**Task brief:**
Take the data that follows and retype it word for word.

**Supplied material:**
____
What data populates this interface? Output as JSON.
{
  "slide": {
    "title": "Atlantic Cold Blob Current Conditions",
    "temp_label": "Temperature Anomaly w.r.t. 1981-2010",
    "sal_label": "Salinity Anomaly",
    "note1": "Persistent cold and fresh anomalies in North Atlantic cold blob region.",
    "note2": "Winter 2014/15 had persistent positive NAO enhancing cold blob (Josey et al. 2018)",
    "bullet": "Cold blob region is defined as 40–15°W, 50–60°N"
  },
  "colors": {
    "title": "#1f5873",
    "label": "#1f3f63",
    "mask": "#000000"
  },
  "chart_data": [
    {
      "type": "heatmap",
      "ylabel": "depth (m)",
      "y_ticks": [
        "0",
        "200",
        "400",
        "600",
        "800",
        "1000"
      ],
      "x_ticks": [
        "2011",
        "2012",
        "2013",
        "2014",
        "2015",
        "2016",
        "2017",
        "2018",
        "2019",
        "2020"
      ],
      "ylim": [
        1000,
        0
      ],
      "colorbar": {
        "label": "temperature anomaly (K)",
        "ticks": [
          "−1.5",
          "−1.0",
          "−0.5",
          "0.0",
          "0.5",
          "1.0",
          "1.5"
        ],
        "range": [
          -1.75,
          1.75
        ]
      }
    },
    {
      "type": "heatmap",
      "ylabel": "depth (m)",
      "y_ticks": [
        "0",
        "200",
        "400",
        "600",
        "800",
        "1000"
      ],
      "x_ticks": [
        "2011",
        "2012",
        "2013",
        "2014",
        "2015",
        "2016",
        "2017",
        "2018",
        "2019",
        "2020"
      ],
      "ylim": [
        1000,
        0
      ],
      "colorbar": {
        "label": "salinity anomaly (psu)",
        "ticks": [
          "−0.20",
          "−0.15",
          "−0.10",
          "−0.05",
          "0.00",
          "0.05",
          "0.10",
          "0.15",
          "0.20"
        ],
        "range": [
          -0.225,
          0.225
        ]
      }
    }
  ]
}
____
**Finished task:**
What data populates this interface? Output as JSON.
{
  "slide": {
    "title": "Atlantic Cold Blob Current Conditions",
    "temp_label": "Temperature Anomaly w.r.t. 1981-2010",
    "sal_label": "Salinity Anomaly",
    "note1": "Persistent cold and fresh anomalies in North Atlantic cold blob region.",
    "note2": "Winter 2014/15 had persistent positive NAO enhancing cold blob (Josey et al. 2018)",
    "bullet": "Cold blob region is defined as 40–15°W, 50–60°N"
  },
  "colors": {
    "title": "#1f5873",
    "label": "#1f3f63",
    "mask": "#000000"
  },
  "chart_data": [
    {
      "type": "heatmap",
      "ylabel": "depth (m)",
      "y_ticks": [
        "0",
        "200",
        "400",
        "600",
        "800",
        "1000"
      ],
      "x_ticks": [
        "2011",
        "2012",
        "2013",
        "2014",
        "2015",
        "2016",
        "2017",
        "2018",
        "2019",
        "2020"
      ],
      "ylim": [
        1000,
        0
      ],
      "colorbar": {
        "label": "temperature anomaly (K)",
        "ticks": [
          "−1.5",
          "−1.0",
          "−0.5",
          "0.0",
          "0.5",
          "1.0",
          "1.5"
        ],
        "range": [
          -1.75,
          1.75
        ]
      }
    },
    {
      "type": "heatmap",
      "ylabel": "depth (m)",
      "y_ticks": [
        "0",
        "200",
        "400",
        "600",
        "800",
        "1000"
      ],
      "x_ticks": [
        "2011",
        "2012",
        "2013",
        "2014",
        "2015",
        "2016",
        "2017",
        "2018",
        "2019",
        "2020"
      ],
      "ylim": [
        1000,
        0
      ],
      "colorbar": {
        "label": "salinity anomaly (psu)",
        "ticks": [
          "−0.20",
          "−0.15",
          "−0.10",
          "−0.05",
          "0.00",
          "0.05",
          "0.10",
          "0.15",
          "0.20"
        ],
        "range": [
          -0.225,
          0.225
        ]
      }
    }
  ]
}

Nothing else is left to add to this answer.